* **Description of the task**:
Note how many lines hold the string "title" and give that number without any other words.

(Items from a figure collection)
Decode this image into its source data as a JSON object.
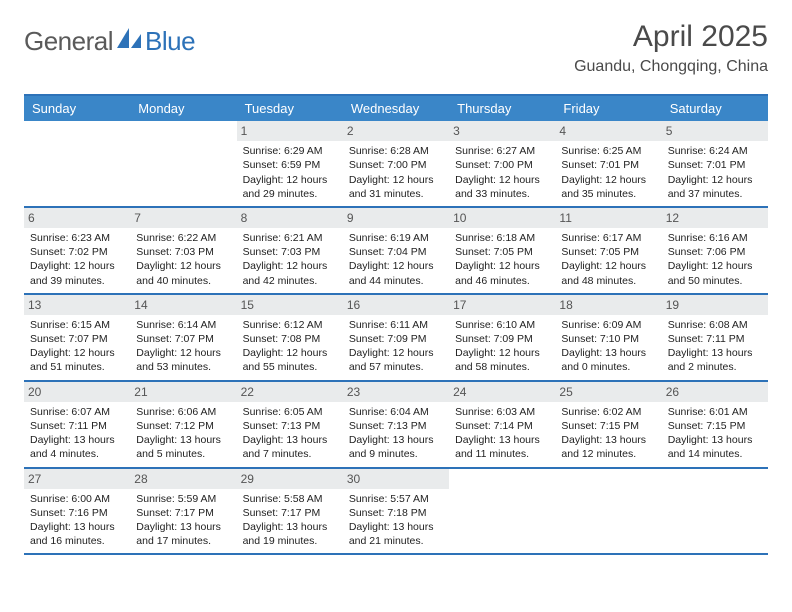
{
  "logo": {
    "text1": "General",
    "text2": "Blue"
  },
  "title": "April 2025",
  "location": "Guandu, Chongqing, China",
  "colors": {
    "accent": "#2d72b8",
    "header_bg": "#3a86c8",
    "daynum_bg": "#e9ebec",
    "text": "#222222",
    "muted": "#555555",
    "logo_gray": "#5a5a5a"
  },
  "weekdays": [
    "Sunday",
    "Monday",
    "Tuesday",
    "Wednesday",
    "Thursday",
    "Friday",
    "Saturday"
  ],
  "weeks": [
    [
      null,
      null,
      {
        "day": "1",
        "sunrise": "Sunrise: 6:29 AM",
        "sunset": "Sunset: 6:59 PM",
        "daylight1": "Daylight: 12 hours",
        "daylight2": "and 29 minutes."
      },
      {
        "day": "2",
        "sunrise": "Sunrise: 6:28 AM",
        "sunset": "Sunset: 7:00 PM",
        "daylight1": "Daylight: 12 hours",
        "daylight2": "and 31 minutes."
      },
      {
        "day": "3",
        "sunrise": "Sunrise: 6:27 AM",
        "sunset": "Sunset: 7:00 PM",
        "daylight1": "Daylight: 12 hours",
        "daylight2": "and 33 minutes."
      },
      {
        "day": "4",
        "sunrise": "Sunrise: 6:25 AM",
        "sunset": "Sunset: 7:01 PM",
        "daylight1": "Daylight: 12 hours",
        "daylight2": "and 35 minutes."
      },
      {
        "day": "5",
        "sunrise": "Sunrise: 6:24 AM",
        "sunset": "Sunset: 7:01 PM",
        "daylight1": "Daylight: 12 hours",
        "daylight2": "and 37 minutes."
      }
    ],
    [
      {
        "day": "6",
        "sunrise": "Sunrise: 6:23 AM",
        "sunset": "Sunset: 7:02 PM",
        "daylight1": "Daylight: 12 hours",
        "daylight2": "and 39 minutes."
      },
      {
        "day": "7",
        "sunrise": "Sunrise: 6:22 AM",
        "sunset": "Sunset: 7:03 PM",
        "daylight1": "Daylight: 12 hours",
        "daylight2": "and 40 minutes."
      },
      {
        "day": "8",
        "sunrise": "Sunrise: 6:21 AM",
        "sunset": "Sunset: 7:03 PM",
        "daylight1": "Daylight: 12 hours",
        "daylight2": "and 42 minutes."
      },
      {
        "day": "9",
        "sunrise": "Sunrise: 6:19 AM",
        "sunset": "Sunset: 7:04 PM",
        "daylight1": "Daylight: 12 hours",
        "daylight2": "and 44 minutes."
      },
      {
        "day": "10",
        "sunrise": "Sunrise: 6:18 AM",
        "sunset": "Sunset: 7:05 PM",
        "daylight1": "Daylight: 12 hours",
        "daylight2": "and 46 minutes."
      },
      {
        "day": "11",
        "sunrise": "Sunrise: 6:17 AM",
        "sunset": "Sunset: 7:05 PM",
        "daylight1": "Daylight: 12 hours",
        "daylight2": "and 48 minutes."
      },
      {
        "day": "12",
        "sunrise": "Sunrise: 6:16 AM",
        "sunset": "Sunset: 7:06 PM",
        "daylight1": "Daylight: 12 hours",
        "daylight2": "and 50 minutes."
      }
    ],
    [
      {
        "day": "13",
        "sunrise": "Sunrise: 6:15 AM",
        "sunset": "Sunset: 7:07 PM",
        "daylight1": "Daylight: 12 hours",
        "daylight2": "and 51 minutes."
      },
      {
        "day": "14",
        "sunrise": "Sunrise: 6:14 AM",
        "sunset": "Sunset: 7:07 PM",
        "daylight1": "Daylight: 12 hours",
        "daylight2": "and 53 minutes."
      },
      {
        "day": "15",
        "sunrise": "Sunrise: 6:12 AM",
        "sunset": "Sunset: 7:08 PM",
        "daylight1": "Daylight: 12 hours",
        "daylight2": "and 55 minutes."
      },
      {
        "day": "16",
        "sunrise": "Sunrise: 6:11 AM",
        "sunset": "Sunset: 7:09 PM",
        "daylight1": "Daylight: 12 hours",
        "daylight2": "and 57 minutes."
      },
      {
        "day": "17",
        "sunrise": "Sunrise: 6:10 AM",
        "sunset": "Sunset: 7:09 PM",
        "daylight1": "Daylight: 12 hours",
        "daylight2": "and 58 minutes."
      },
      {
        "day": "18",
        "sunrise": "Sunrise: 6:09 AM",
        "sunset": "Sunset: 7:10 PM",
        "daylight1": "Daylight: 13 hours",
        "daylight2": "and 0 minutes."
      },
      {
        "day": "19",
        "sunrise": "Sunrise: 6:08 AM",
        "sunset": "Sunset: 7:11 PM",
        "daylight1": "Daylight: 13 hours",
        "daylight2": "and 2 minutes."
      }
    ],
    [
      {
        "day": "20",
        "sunrise": "Sunrise: 6:07 AM",
        "sunset": "Sunset: 7:11 PM",
        "daylight1": "Daylight: 13 hours",
        "daylight2": "and 4 minutes."
      },
      {
        "day": "21",
        "sunrise": "Sunrise: 6:06 AM",
        "sunset": "Sunset: 7:12 PM",
        "daylight1": "Daylight: 13 hours",
        "daylight2": "and 5 minutes."
      },
      {
        "day": "22",
        "sunrise": "Sunrise: 6:05 AM",
        "sunset": "Sunset: 7:13 PM",
        "daylight1": "Daylight: 13 hours",
        "daylight2": "and 7 minutes."
      },
      {
        "day": "23",
        "sunrise": "Sunrise: 6:04 AM",
        "sunset": "Sunset: 7:13 PM",
        "daylight1": "Daylight: 13 hours",
        "daylight2": "and 9 minutes."
      },
      {
        "day": "24",
        "sunrise": "Sunrise: 6:03 AM",
        "sunset": "Sunset: 7:14 PM",
        "daylight1": "Daylight: 13 hours",
        "daylight2": "and 11 minutes."
      },
      {
        "day": "25",
        "sunrise": "Sunrise: 6:02 AM",
        "sunset": "Sunset: 7:15 PM",
        "daylight1": "Daylight: 13 hours",
        "daylight2": "and 12 minutes."
      },
      {
        "day": "26",
        "sunrise": "Sunrise: 6:01 AM",
        "sunset": "Sunset: 7:15 PM",
        "daylight1": "Daylight: 13 hours",
        "daylight2": "and 14 minutes."
      }
    ],
    [
      {
        "day": "27",
        "sunrise": "Sunrise: 6:00 AM",
        "sunset": "Sunset: 7:16 PM",
        "daylight1": "Daylight: 13 hours",
        "daylight2": "and 16 minutes."
      },
      {
        "day": "28",
        "sunrise": "Sunrise: 5:59 AM",
        "sunset": "Sunset: 7:17 PM",
        "daylight1": "Daylight: 13 hours",
        "daylight2": "and 17 minutes."
      },
      {
        "day": "29",
        "sunrise": "Sunrise: 5:58 AM",
        "sunset": "Sunset: 7:17 PM",
        "daylight1": "Daylight: 13 hours",
        "daylight2": "and 19 minutes."
      },
      {
        "day": "30",
        "sunrise": "Sunrise: 5:57 AM",
        "sunset": "Sunset: 7:18 PM",
        "daylight1": "Daylight: 13 hours",
        "daylight2": "and 21 minutes."
      },
      null,
      null,
      null
    ]
  ]
}
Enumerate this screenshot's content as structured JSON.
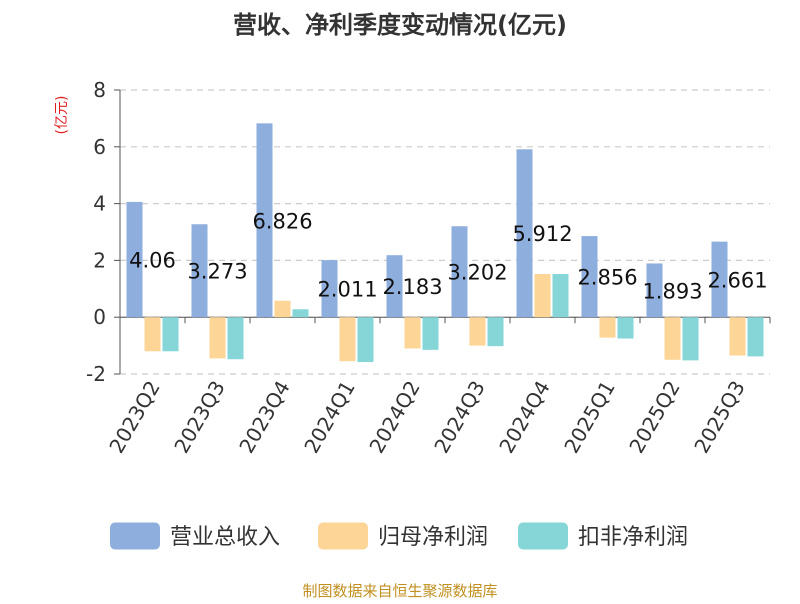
{
  "chart_data": {
    "type": "bar",
    "title": "营收、净利季度变动情况(亿元)",
    "ylabel": "(亿元)",
    "xlabel": "",
    "ylim": [
      -2,
      8
    ],
    "yticks": [
      -2,
      0,
      2,
      4,
      6,
      8
    ],
    "grid": true,
    "legend_position": "bottom",
    "categories": [
      "2023Q2",
      "2023Q3",
      "2023Q4",
      "2024Q1",
      "2024Q2",
      "2024Q3",
      "2024Q4",
      "2025Q1",
      "2025Q2",
      "2025Q3"
    ],
    "series": [
      {
        "name": "营业总收入",
        "color": "#8eaedd",
        "values": [
          4.06,
          3.273,
          6.826,
          2.011,
          2.183,
          3.202,
          5.912,
          2.856,
          1.893,
          2.661
        ],
        "data_labels": [
          "4.06",
          "3.273",
          "6.826",
          "2.011",
          "2.183",
          "3.202",
          "5.912",
          "2.856",
          "1.893",
          "2.661"
        ]
      },
      {
        "name": "归母净利润",
        "color": "#fdd597",
        "values": [
          -1.2,
          -1.45,
          0.58,
          -1.55,
          -1.1,
          -1.0,
          1.52,
          -0.72,
          -1.5,
          -1.35
        ]
      },
      {
        "name": "扣非净利润",
        "color": "#86d6d8",
        "values": [
          -1.2,
          -1.48,
          0.28,
          -1.58,
          -1.15,
          -1.02,
          1.52,
          -0.75,
          -1.52,
          -1.38
        ]
      }
    ],
    "source": "制图数据来自恒生聚源数据库",
    "colors": {
      "title": "#333333",
      "ylabel": "#e02020",
      "axis": "#555555",
      "grid": "#cccccc",
      "source": "#c09020"
    }
  }
}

* **Solved exercise**:
3